[Source records]
· · · · ·
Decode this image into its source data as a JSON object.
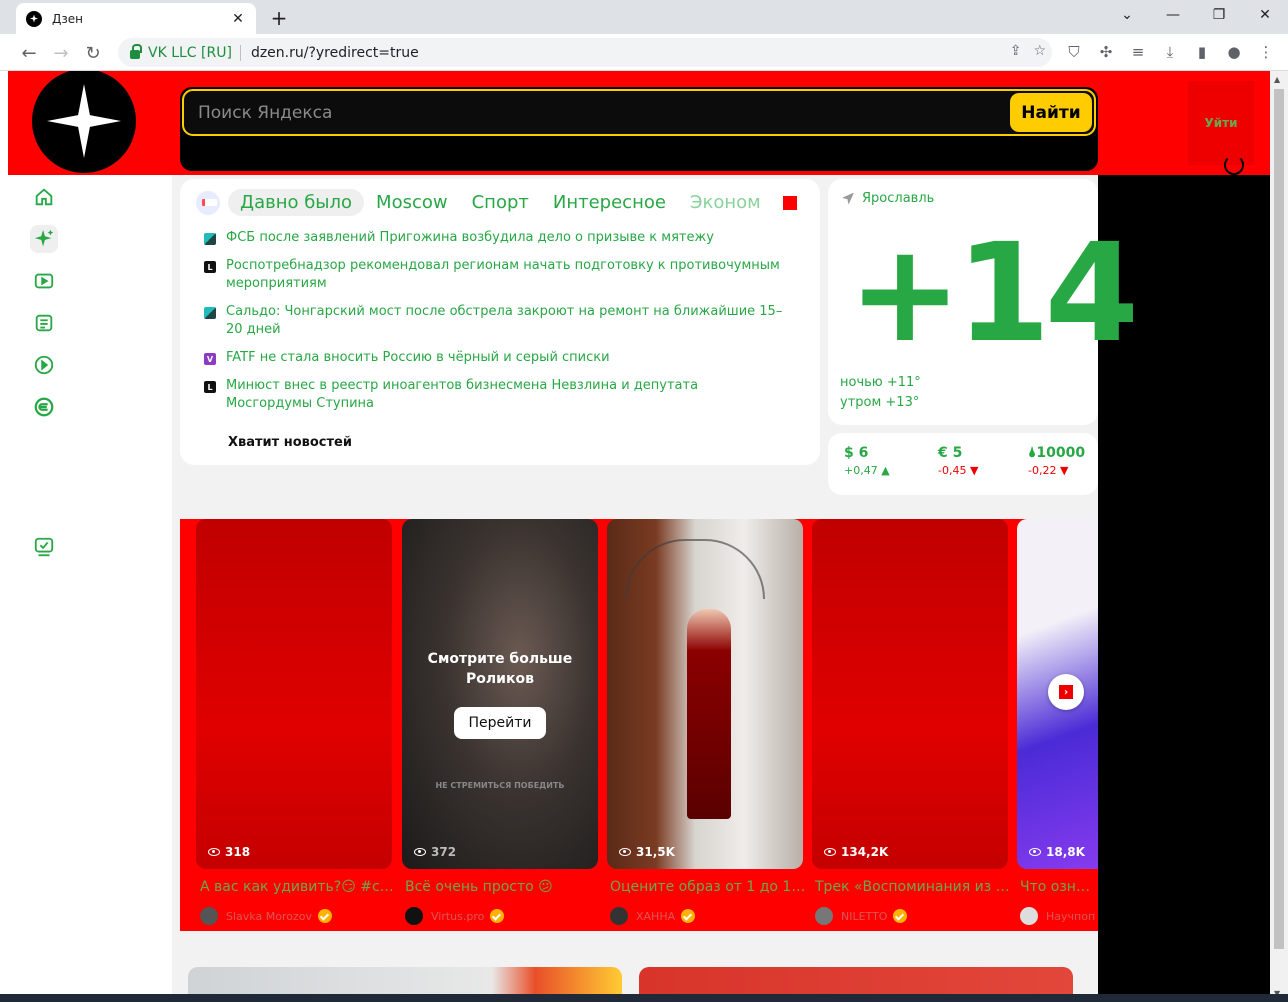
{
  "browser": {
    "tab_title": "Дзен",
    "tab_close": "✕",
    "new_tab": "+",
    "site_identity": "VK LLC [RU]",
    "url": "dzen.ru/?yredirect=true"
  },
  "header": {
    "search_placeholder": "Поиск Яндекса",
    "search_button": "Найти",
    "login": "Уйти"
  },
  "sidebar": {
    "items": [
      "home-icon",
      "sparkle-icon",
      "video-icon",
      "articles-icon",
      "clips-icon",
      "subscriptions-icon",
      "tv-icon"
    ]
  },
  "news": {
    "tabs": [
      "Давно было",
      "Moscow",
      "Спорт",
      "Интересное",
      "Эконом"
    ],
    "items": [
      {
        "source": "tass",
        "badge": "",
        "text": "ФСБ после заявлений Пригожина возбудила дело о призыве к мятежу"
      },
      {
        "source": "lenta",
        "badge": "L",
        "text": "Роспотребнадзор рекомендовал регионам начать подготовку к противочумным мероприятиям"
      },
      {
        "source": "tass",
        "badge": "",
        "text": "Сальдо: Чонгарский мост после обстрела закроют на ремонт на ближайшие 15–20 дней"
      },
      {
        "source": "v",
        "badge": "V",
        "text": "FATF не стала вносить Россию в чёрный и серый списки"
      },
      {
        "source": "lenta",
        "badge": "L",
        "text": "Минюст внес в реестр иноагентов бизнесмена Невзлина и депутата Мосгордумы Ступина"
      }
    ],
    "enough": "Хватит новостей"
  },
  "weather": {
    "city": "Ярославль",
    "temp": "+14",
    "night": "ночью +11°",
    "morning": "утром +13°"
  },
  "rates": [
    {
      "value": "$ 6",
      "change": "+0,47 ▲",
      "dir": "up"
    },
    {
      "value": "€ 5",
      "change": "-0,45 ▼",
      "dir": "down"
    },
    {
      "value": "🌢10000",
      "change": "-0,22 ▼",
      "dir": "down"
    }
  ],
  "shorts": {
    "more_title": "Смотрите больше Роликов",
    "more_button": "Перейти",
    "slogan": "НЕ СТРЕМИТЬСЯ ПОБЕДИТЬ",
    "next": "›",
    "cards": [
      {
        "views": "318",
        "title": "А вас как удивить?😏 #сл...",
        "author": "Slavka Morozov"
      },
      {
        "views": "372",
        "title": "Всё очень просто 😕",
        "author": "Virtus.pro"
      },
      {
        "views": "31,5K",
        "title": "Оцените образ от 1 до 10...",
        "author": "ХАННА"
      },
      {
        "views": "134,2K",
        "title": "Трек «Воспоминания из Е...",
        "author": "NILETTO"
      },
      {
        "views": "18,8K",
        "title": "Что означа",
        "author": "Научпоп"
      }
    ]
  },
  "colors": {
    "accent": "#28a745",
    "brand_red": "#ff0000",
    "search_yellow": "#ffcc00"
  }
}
· · · · ·
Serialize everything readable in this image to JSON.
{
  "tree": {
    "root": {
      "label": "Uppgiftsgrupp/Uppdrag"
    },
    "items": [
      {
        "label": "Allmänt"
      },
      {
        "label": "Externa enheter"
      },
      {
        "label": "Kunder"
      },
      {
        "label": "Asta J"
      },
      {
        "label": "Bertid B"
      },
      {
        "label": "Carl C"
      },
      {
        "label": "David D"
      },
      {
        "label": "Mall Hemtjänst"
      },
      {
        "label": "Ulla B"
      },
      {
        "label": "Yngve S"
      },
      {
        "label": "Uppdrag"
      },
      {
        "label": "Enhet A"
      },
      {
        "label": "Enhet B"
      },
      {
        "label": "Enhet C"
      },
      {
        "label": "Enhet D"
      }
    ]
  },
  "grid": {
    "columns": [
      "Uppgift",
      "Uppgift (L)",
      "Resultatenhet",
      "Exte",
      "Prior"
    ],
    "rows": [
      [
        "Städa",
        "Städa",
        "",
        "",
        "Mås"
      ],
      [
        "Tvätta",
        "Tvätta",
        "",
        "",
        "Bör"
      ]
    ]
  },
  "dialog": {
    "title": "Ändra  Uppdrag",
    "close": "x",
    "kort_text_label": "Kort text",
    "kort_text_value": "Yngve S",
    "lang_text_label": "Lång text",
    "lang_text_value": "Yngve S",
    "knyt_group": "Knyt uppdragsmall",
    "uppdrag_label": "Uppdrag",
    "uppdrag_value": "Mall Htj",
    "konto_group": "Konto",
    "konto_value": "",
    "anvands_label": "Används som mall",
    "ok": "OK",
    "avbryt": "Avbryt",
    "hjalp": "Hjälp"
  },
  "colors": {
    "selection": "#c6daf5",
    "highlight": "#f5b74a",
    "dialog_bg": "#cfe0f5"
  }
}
· · · · ·
** Goal **
Pick out lines containing the word "views", each one as written.

** Answer to the problem **
        "views": "318",
        "views": "372",
        "views": "31,5K",
        "views": "134,2K",
        "views": "18,8K",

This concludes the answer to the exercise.